● **Work item**
Copy out, from the entries below, each line that holds the string "Temperature".

● **Records supplied**
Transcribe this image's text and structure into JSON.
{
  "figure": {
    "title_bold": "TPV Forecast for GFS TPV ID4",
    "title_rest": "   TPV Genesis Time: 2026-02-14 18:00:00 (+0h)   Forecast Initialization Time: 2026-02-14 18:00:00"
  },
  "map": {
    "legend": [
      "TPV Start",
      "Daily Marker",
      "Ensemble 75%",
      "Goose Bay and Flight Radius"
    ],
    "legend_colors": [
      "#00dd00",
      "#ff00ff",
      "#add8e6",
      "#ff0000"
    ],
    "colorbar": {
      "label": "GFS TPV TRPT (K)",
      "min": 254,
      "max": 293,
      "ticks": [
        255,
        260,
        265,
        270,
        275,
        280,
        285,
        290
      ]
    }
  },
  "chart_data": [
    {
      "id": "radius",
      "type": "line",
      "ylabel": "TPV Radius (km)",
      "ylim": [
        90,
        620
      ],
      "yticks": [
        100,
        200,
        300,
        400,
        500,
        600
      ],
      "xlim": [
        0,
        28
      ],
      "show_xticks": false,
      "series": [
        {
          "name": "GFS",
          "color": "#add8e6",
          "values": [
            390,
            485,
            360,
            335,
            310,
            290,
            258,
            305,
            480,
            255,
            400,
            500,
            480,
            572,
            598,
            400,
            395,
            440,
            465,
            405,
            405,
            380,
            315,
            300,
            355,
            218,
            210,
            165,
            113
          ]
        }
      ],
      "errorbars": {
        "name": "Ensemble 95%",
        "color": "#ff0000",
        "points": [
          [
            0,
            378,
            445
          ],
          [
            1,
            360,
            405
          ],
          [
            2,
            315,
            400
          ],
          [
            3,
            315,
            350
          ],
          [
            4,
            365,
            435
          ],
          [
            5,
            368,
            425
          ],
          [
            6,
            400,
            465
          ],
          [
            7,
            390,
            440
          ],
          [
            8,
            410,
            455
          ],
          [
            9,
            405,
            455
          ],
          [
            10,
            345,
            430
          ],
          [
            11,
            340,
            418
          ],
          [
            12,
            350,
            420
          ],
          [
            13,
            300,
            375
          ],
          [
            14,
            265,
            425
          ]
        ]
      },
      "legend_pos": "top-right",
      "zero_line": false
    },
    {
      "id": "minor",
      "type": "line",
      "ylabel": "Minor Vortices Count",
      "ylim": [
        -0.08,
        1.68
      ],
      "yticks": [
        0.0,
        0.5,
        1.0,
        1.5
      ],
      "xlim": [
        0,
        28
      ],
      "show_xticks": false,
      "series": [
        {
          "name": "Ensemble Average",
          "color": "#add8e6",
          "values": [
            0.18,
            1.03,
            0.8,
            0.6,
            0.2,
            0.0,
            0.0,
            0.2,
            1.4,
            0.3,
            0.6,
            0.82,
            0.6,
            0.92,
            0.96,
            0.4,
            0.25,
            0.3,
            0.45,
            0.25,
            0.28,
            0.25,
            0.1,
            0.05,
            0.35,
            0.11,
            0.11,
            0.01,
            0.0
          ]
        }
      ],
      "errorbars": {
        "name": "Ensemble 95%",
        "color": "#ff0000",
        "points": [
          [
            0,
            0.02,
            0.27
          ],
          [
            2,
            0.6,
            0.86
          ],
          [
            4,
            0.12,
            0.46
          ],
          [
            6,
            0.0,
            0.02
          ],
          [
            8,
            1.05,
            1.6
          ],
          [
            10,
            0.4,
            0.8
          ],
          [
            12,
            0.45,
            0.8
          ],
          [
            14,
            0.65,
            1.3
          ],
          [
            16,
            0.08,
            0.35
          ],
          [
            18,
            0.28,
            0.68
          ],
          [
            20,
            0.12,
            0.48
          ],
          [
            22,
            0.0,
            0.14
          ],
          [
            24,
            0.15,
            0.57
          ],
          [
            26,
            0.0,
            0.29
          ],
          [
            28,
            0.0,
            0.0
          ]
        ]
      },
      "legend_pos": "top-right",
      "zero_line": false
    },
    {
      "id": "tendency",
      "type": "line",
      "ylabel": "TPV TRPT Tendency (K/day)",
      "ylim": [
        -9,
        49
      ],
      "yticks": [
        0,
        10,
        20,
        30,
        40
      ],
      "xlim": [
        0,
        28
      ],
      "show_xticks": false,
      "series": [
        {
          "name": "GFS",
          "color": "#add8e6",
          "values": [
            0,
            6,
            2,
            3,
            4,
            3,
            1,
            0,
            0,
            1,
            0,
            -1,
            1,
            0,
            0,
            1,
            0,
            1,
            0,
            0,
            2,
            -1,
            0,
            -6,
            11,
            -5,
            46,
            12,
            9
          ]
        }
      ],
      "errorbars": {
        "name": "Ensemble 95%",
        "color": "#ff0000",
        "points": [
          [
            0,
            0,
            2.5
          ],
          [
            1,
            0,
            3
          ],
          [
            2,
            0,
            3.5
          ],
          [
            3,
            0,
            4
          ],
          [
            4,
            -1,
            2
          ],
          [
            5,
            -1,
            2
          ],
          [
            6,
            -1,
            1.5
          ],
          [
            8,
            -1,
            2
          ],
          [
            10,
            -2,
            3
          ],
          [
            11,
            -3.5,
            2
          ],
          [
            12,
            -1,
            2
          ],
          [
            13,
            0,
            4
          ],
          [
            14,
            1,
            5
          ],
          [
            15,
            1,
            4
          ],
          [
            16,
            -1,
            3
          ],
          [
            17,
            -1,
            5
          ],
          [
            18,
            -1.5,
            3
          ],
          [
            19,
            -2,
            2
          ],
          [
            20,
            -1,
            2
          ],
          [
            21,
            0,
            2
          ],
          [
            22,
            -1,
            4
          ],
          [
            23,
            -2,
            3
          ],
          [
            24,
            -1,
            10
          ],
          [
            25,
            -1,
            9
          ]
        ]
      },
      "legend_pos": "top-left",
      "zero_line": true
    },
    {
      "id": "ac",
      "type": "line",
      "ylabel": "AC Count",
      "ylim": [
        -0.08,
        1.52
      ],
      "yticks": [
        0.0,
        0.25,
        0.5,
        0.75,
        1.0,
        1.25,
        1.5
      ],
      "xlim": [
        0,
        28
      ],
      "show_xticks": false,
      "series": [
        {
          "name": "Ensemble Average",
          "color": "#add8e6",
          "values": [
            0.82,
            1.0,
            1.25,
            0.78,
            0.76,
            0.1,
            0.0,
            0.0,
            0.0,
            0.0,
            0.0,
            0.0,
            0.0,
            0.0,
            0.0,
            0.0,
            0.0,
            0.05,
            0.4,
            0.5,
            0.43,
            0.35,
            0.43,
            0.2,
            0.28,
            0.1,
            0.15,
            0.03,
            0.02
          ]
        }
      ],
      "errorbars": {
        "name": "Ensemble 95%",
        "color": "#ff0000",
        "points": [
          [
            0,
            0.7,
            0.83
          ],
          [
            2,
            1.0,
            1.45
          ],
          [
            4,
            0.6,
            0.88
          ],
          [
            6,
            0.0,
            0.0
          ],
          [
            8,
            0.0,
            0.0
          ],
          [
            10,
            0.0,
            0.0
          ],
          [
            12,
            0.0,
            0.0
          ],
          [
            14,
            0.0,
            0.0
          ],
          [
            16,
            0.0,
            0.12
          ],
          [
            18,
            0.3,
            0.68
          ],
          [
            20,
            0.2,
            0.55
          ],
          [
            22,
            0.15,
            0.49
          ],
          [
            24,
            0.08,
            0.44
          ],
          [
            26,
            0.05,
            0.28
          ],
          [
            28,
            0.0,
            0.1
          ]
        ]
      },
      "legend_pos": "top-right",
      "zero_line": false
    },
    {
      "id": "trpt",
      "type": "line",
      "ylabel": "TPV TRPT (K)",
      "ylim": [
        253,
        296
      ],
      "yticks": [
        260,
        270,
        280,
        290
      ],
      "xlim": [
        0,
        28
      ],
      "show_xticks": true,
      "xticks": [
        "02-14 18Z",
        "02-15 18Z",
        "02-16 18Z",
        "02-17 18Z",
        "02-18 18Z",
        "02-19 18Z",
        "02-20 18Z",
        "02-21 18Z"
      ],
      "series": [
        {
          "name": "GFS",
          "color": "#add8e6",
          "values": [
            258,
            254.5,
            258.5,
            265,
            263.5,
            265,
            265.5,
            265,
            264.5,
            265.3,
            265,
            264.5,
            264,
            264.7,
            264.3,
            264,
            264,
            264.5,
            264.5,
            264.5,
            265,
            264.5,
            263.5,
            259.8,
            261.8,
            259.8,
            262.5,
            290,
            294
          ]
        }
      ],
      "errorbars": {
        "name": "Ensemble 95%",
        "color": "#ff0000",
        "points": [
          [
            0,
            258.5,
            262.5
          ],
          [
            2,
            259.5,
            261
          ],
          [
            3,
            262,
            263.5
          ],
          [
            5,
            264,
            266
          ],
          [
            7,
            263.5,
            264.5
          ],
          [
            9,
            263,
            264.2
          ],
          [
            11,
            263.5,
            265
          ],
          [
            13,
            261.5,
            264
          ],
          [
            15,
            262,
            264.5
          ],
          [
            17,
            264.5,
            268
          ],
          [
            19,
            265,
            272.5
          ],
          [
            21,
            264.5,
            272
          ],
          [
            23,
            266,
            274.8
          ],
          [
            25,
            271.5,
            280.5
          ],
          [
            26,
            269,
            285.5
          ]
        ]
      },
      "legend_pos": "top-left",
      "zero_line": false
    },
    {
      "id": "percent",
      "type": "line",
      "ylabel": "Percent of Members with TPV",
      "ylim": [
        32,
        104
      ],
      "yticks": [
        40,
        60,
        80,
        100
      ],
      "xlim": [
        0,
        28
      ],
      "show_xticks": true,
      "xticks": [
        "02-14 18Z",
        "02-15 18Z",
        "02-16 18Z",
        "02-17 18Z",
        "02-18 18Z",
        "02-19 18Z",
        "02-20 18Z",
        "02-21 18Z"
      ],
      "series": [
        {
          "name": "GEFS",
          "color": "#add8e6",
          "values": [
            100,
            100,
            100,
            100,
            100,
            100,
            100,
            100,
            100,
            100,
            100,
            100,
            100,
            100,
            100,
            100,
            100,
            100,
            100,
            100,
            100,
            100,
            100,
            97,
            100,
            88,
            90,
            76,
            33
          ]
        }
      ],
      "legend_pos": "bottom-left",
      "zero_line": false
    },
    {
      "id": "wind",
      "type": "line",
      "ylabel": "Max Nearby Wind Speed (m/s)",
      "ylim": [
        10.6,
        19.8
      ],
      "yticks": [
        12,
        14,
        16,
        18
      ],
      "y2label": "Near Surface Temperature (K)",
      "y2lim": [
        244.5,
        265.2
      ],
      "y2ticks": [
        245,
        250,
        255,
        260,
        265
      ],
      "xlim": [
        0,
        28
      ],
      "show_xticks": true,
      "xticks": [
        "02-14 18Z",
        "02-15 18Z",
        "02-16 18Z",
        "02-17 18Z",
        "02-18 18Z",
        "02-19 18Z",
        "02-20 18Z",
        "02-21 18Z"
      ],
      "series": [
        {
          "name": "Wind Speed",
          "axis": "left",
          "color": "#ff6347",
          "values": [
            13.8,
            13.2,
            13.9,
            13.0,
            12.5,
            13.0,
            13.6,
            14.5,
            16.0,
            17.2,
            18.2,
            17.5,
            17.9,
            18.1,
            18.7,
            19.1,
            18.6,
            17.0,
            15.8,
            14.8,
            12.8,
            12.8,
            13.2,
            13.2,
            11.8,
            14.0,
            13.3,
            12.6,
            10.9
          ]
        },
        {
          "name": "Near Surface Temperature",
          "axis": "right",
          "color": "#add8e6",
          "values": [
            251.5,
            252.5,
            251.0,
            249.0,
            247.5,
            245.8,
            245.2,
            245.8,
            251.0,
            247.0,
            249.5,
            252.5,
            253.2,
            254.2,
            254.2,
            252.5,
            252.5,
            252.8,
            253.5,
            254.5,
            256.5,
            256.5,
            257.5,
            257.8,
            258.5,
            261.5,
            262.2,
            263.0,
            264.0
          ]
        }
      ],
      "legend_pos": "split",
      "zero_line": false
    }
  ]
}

● **Written response**
      "y2label": "Near Surface Temperature (K)",
          "name": "Near Surface Temperature",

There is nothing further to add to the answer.